- PROVIDED ENTRIES:
******************************

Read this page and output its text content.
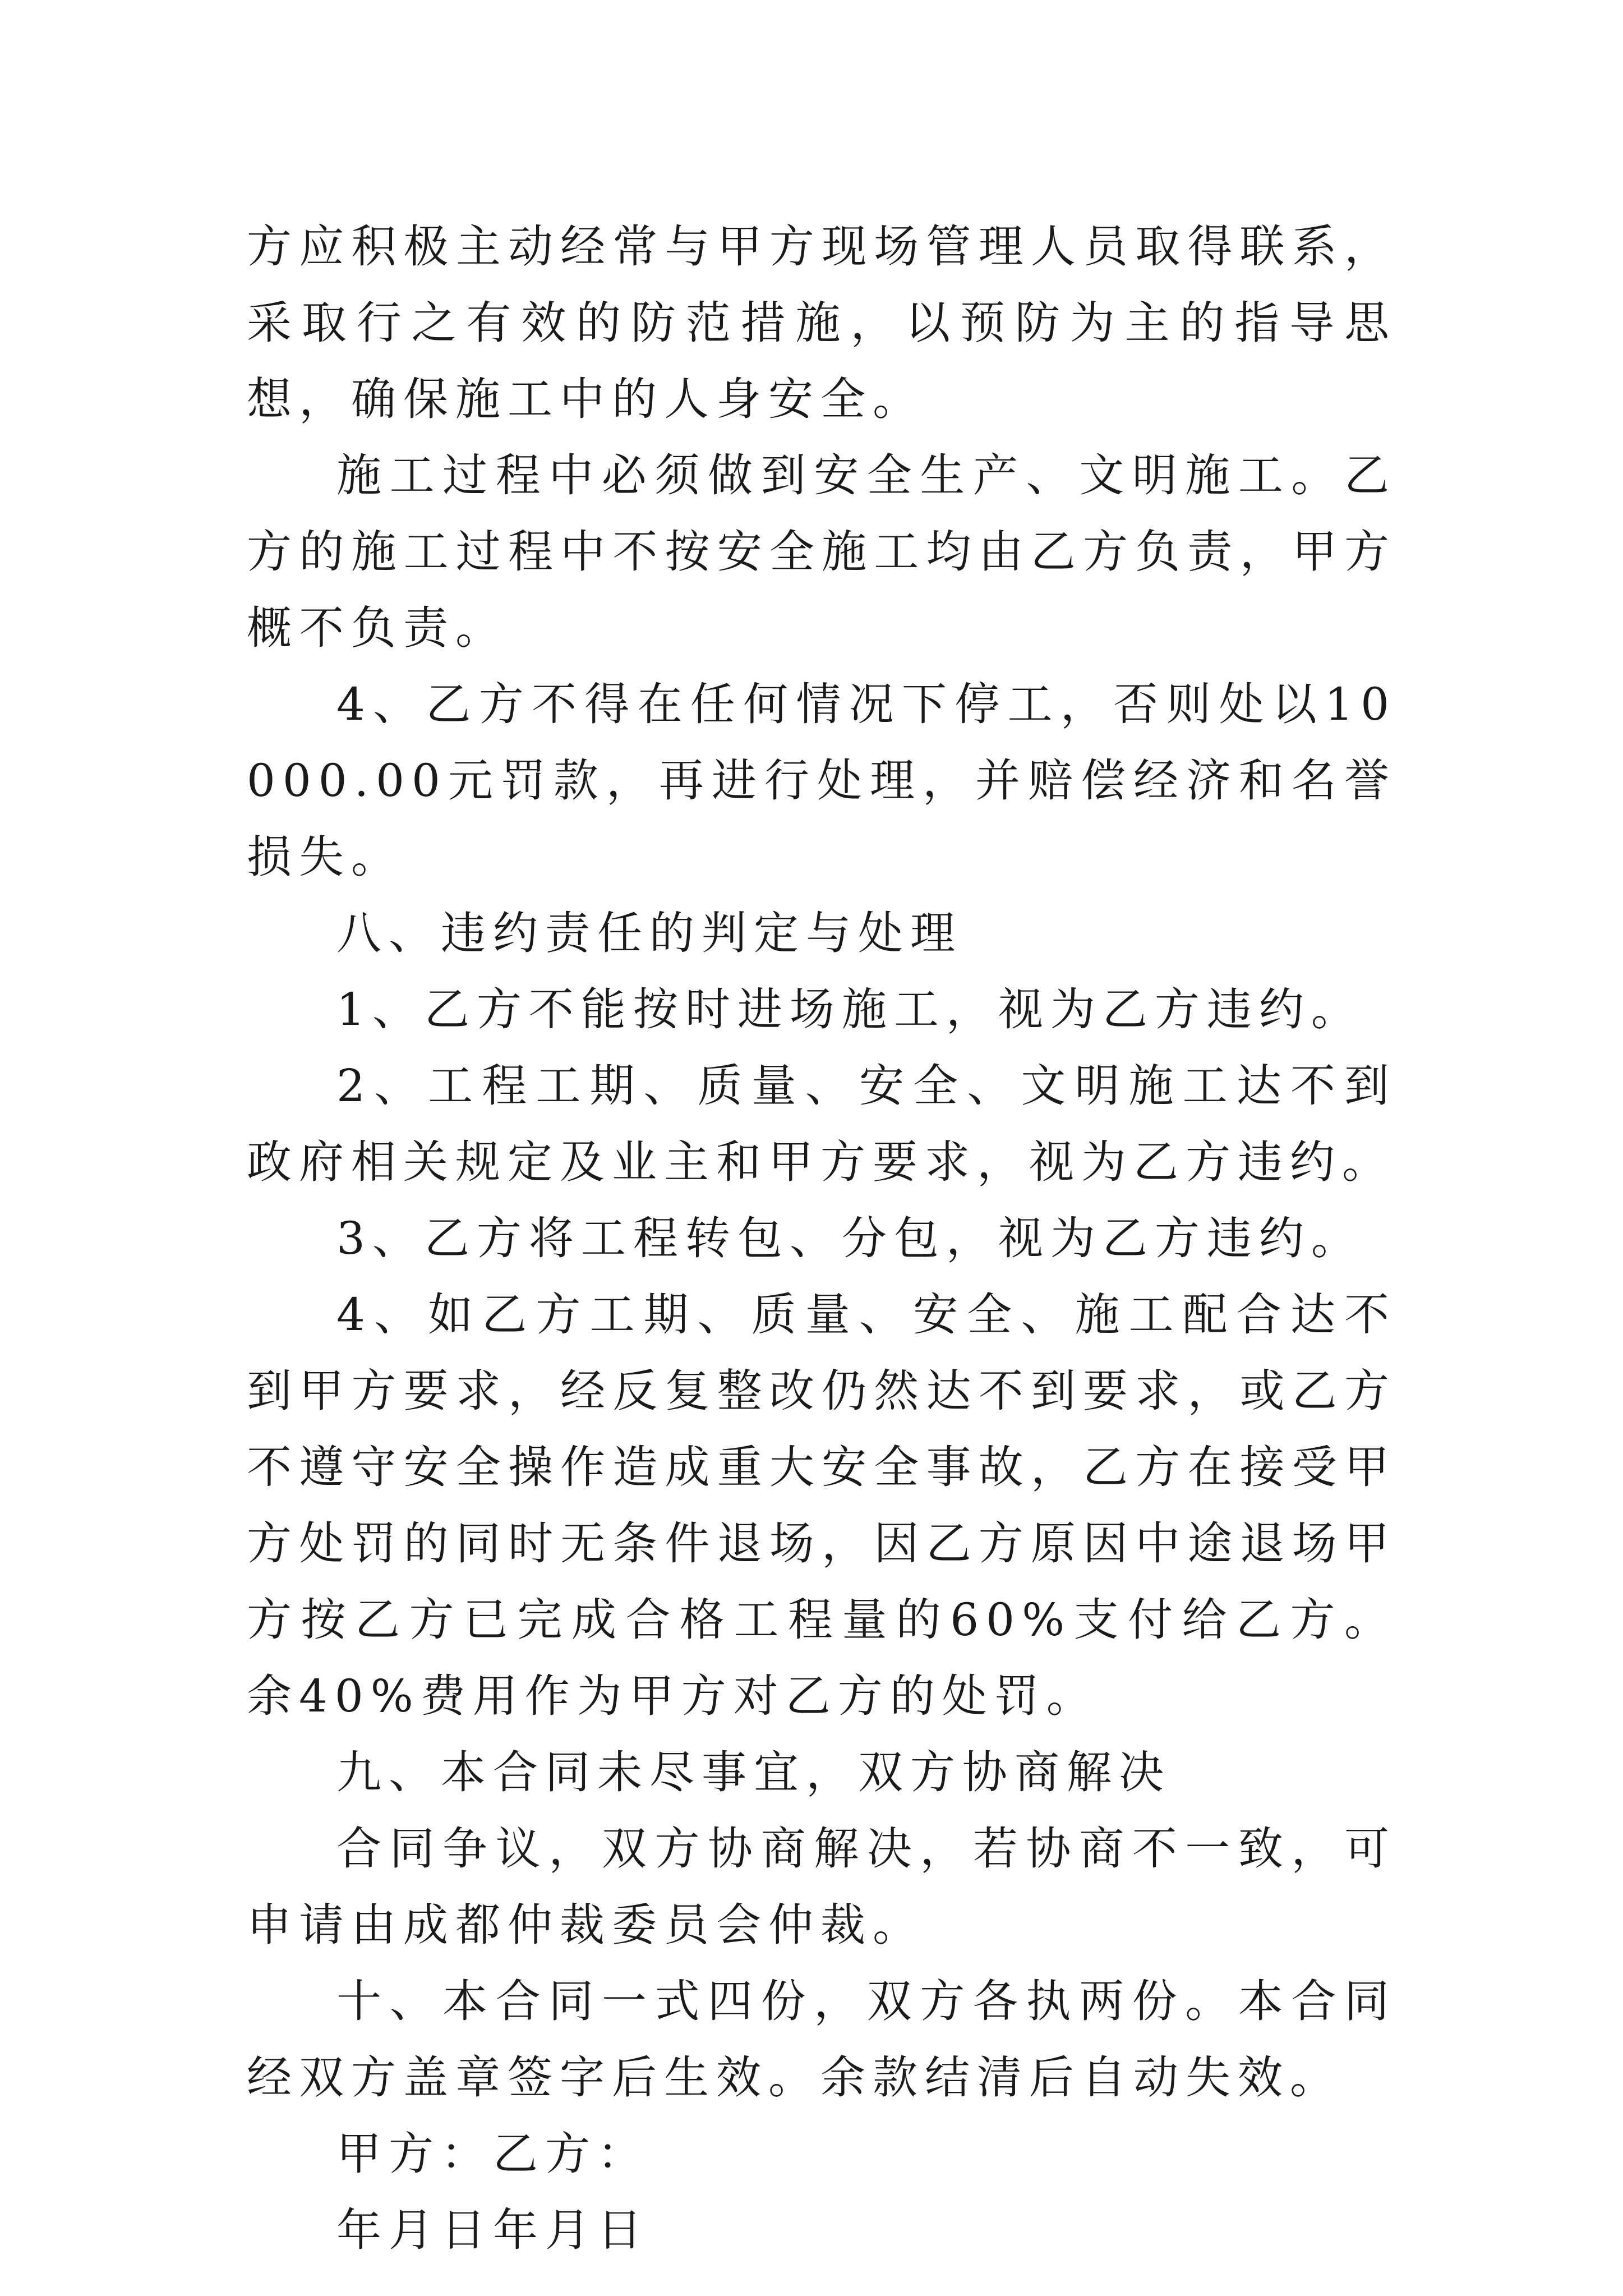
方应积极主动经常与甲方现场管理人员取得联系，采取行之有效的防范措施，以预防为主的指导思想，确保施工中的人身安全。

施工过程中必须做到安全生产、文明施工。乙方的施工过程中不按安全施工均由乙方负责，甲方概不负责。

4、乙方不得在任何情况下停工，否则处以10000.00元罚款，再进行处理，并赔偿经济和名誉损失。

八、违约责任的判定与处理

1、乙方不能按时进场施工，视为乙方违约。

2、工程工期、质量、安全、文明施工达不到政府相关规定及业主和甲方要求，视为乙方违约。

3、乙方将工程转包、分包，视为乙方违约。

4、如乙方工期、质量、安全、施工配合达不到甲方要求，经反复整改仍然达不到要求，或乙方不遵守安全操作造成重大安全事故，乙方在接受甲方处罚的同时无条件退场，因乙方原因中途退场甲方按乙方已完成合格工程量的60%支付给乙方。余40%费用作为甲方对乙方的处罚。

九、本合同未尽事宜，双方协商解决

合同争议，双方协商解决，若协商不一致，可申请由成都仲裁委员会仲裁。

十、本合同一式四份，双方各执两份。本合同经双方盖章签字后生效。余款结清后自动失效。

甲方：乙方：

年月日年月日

******************************

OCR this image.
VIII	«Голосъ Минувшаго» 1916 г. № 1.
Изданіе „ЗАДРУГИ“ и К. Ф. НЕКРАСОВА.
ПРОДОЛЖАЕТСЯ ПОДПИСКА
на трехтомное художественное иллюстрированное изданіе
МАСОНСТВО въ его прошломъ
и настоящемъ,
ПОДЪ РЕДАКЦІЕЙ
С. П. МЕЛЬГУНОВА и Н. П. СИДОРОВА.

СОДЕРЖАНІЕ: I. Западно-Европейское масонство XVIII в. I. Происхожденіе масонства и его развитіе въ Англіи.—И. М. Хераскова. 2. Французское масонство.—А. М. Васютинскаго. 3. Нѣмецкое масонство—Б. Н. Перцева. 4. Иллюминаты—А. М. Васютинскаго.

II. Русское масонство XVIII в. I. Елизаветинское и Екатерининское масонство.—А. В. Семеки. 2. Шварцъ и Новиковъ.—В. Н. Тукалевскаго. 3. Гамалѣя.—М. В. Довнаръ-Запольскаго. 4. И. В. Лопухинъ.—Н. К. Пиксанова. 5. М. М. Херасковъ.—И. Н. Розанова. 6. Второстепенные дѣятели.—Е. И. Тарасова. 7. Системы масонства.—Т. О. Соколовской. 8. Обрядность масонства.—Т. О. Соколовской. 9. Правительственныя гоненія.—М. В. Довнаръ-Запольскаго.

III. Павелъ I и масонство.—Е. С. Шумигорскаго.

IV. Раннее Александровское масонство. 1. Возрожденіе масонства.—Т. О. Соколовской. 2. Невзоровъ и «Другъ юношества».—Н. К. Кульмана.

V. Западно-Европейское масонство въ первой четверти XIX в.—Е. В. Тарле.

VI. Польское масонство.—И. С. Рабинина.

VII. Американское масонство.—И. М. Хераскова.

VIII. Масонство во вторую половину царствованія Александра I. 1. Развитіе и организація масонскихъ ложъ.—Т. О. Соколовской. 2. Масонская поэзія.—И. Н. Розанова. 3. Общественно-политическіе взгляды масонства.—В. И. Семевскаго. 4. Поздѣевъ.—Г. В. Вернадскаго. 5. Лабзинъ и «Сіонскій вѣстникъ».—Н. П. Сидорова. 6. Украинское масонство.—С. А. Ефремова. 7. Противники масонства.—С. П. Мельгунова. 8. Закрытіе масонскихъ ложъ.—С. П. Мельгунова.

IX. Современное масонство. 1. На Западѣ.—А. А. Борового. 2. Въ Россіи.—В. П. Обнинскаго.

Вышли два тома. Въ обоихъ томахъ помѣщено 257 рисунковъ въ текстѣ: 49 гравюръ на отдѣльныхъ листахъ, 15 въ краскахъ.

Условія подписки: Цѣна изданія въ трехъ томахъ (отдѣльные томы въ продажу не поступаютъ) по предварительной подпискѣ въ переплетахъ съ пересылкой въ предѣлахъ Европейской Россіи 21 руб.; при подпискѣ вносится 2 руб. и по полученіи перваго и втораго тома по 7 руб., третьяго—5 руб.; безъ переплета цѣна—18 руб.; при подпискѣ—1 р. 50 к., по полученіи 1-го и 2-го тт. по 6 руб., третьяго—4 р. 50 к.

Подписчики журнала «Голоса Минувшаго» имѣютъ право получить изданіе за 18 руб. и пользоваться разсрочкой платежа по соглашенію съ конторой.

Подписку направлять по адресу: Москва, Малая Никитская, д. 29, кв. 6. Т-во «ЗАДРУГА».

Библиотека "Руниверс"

******************************

- PROBLEM STATEMENT:
Copy each line of the data above that holds "Европейское".

- FINAL RESULT:
СОДЕРЖАНІЕ: I. Западно-Европейское масонство XVIII в. I. Происхожденіе масонства и его развитіе въ Англіи.—И. М. Хераскова. 2. Французское масонство.—А. М. Васютинскаго. 3. Нѣмецкое масонство—Б. Н. Перцева. 4. Иллюминаты—А. М. Васютинскаго.
V. Западно-Европейское масонство въ первой четверти XIX в.—Е. В. Тарле.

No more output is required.